** Provided records **
BEGIN

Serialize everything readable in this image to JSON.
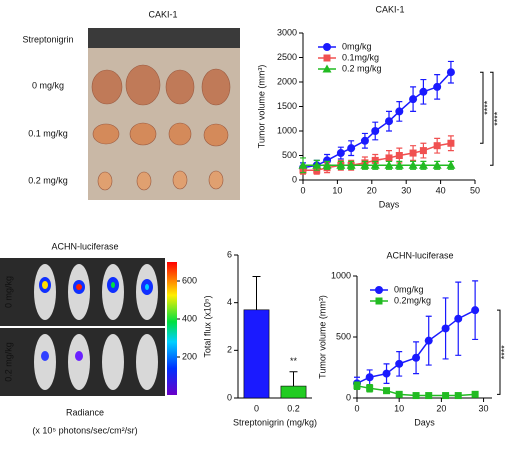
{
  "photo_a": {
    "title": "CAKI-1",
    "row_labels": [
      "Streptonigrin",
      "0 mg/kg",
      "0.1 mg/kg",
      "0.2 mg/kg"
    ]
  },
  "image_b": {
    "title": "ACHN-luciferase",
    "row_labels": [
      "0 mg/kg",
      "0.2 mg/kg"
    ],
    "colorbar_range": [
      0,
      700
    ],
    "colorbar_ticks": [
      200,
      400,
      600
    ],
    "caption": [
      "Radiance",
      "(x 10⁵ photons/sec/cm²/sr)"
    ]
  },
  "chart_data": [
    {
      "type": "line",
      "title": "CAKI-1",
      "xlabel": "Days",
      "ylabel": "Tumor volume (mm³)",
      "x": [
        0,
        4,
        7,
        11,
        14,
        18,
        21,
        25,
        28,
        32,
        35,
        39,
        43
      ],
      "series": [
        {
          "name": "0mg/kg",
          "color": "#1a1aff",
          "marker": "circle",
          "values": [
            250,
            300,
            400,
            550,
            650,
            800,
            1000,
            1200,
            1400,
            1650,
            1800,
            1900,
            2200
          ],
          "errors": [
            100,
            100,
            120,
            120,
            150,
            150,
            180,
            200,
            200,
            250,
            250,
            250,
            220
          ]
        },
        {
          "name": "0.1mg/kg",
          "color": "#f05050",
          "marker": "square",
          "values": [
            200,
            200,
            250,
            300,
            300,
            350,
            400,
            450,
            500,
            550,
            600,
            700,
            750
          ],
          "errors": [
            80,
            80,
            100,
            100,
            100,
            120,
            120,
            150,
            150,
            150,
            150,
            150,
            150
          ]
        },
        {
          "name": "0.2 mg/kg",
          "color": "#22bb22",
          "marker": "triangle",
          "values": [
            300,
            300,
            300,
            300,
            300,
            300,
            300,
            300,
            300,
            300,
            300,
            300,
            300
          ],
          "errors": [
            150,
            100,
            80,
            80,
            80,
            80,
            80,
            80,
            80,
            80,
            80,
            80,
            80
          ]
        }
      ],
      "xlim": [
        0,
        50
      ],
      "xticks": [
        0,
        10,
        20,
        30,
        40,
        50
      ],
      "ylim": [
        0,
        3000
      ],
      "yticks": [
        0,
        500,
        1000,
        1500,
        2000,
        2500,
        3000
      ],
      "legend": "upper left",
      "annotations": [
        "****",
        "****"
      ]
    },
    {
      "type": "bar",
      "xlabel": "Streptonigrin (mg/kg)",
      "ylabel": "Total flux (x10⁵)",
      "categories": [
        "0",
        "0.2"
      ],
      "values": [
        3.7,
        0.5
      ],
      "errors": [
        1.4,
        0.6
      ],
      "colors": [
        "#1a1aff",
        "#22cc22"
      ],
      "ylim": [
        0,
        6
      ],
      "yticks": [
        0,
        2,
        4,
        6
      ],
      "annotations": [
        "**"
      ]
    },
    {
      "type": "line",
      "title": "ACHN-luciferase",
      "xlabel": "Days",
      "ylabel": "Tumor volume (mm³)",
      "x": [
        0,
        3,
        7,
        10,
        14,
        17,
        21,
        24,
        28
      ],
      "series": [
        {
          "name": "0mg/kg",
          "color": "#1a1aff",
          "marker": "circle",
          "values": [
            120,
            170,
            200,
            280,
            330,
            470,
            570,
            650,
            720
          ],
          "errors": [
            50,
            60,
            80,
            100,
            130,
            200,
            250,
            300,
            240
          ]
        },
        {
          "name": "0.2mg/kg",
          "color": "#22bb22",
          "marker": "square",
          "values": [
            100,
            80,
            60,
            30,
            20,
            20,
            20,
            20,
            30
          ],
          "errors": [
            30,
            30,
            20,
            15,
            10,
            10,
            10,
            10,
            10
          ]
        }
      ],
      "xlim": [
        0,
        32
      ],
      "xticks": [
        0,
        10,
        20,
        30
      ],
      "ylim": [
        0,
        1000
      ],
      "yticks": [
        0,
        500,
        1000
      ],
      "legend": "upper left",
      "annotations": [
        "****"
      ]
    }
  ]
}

END

Once the pictures are set aside, give the rest of the listing again exactly.

Serialize everything readable in this image to JSON.
{
  "photo_a": {
    "title": "CAKI-1",
    "row_labels": [
      "Streptonigrin",
      "0 mg/kg",
      "0.1 mg/kg",
      "0.2 mg/kg"
    ]
  },
  "image_b": {
    "title": "ACHN-luciferase",
    "row_labels": [
      "0 mg/kg",
      "0.2 mg/kg"
    ],
    "colorbar_range": [
      0,
      700
    ],
    "colorbar_ticks": [
      200,
      400,
      600
    ],
    "caption": [
      "Radiance",
      "(x 10⁵ photons/sec/cm²/sr)"
    ]
  },
  "chart_data": [
    {
      "type": "line",
      "title": "CAKI-1",
      "xlabel": "Days",
      "ylabel": "Tumor volume (mm³)",
      "x": [
        0,
        4,
        7,
        11,
        14,
        18,
        21,
        25,
        28,
        32,
        35,
        39,
        43
      ],
      "series": [
        {
          "name": "0mg/kg",
          "color": "#1a1aff",
          "marker": "circle",
          "values": [
            250,
            300,
            400,
            550,
            650,
            800,
            1000,
            1200,
            1400,
            1650,
            1800,
            1900,
            2200
          ],
          "errors": [
            100,
            100,
            120,
            120,
            150,
            150,
            180,
            200,
            200,
            250,
            250,
            250,
            220
          ]
        },
        {
          "name": "0.1mg/kg",
          "color": "#f05050",
          "marker": "square",
          "values": [
            200,
            200,
            250,
            300,
            300,
            350,
            400,
            450,
            500,
            550,
            600,
            700,
            750
          ],
          "errors": [
            80,
            80,
            100,
            100,
            100,
            120,
            120,
            150,
            150,
            150,
            150,
            150,
            150
          ]
        },
        {
          "name": "0.2 mg/kg",
          "color": "#22bb22",
          "marker": "triangle",
          "values": [
            300,
            300,
            300,
            300,
            300,
            300,
            300,
            300,
            300,
            300,
            300,
            300,
            300
          ],
          "errors": [
            150,
            100,
            80,
            80,
            80,
            80,
            80,
            80,
            80,
            80,
            80,
            80,
            80
          ]
        }
      ],
      "xlim": [
        0,
        50
      ],
      "xticks": [
        0,
        10,
        20,
        30,
        40,
        50
      ],
      "ylim": [
        0,
        3000
      ],
      "yticks": [
        0,
        500,
        1000,
        1500,
        2000,
        2500,
        3000
      ],
      "legend": "upper left",
      "annotations": [
        "****",
        "****"
      ]
    },
    {
      "type": "bar",
      "xlabel": "Streptonigrin (mg/kg)",
      "ylabel": "Total flux (x10⁵)",
      "categories": [
        "0",
        "0.2"
      ],
      "values": [
        3.7,
        0.5
      ],
      "errors": [
        1.4,
        0.6
      ],
      "colors": [
        "#1a1aff",
        "#22cc22"
      ],
      "ylim": [
        0,
        6
      ],
      "yticks": [
        0,
        2,
        4,
        6
      ],
      "annotations": [
        "**"
      ]
    },
    {
      "type": "line",
      "title": "ACHN-luciferase",
      "xlabel": "Days",
      "ylabel": "Tumor volume (mm³)",
      "x": [
        0,
        3,
        7,
        10,
        14,
        17,
        21,
        24,
        28
      ],
      "series": [
        {
          "name": "0mg/kg",
          "color": "#1a1aff",
          "marker": "circle",
          "values": [
            120,
            170,
            200,
            280,
            330,
            470,
            570,
            650,
            720
          ],
          "errors": [
            50,
            60,
            80,
            100,
            130,
            200,
            250,
            300,
            240
          ]
        },
        {
          "name": "0.2mg/kg",
          "color": "#22bb22",
          "marker": "square",
          "values": [
            100,
            80,
            60,
            30,
            20,
            20,
            20,
            20,
            30
          ],
          "errors": [
            30,
            30,
            20,
            15,
            10,
            10,
            10,
            10,
            10
          ]
        }
      ],
      "xlim": [
        0,
        32
      ],
      "xticks": [
        0,
        10,
        20,
        30
      ],
      "ylim": [
        0,
        1000
      ],
      "yticks": [
        0,
        500,
        1000
      ],
      "legend": "upper left",
      "annotations": [
        "****"
      ]
    }
  ]
}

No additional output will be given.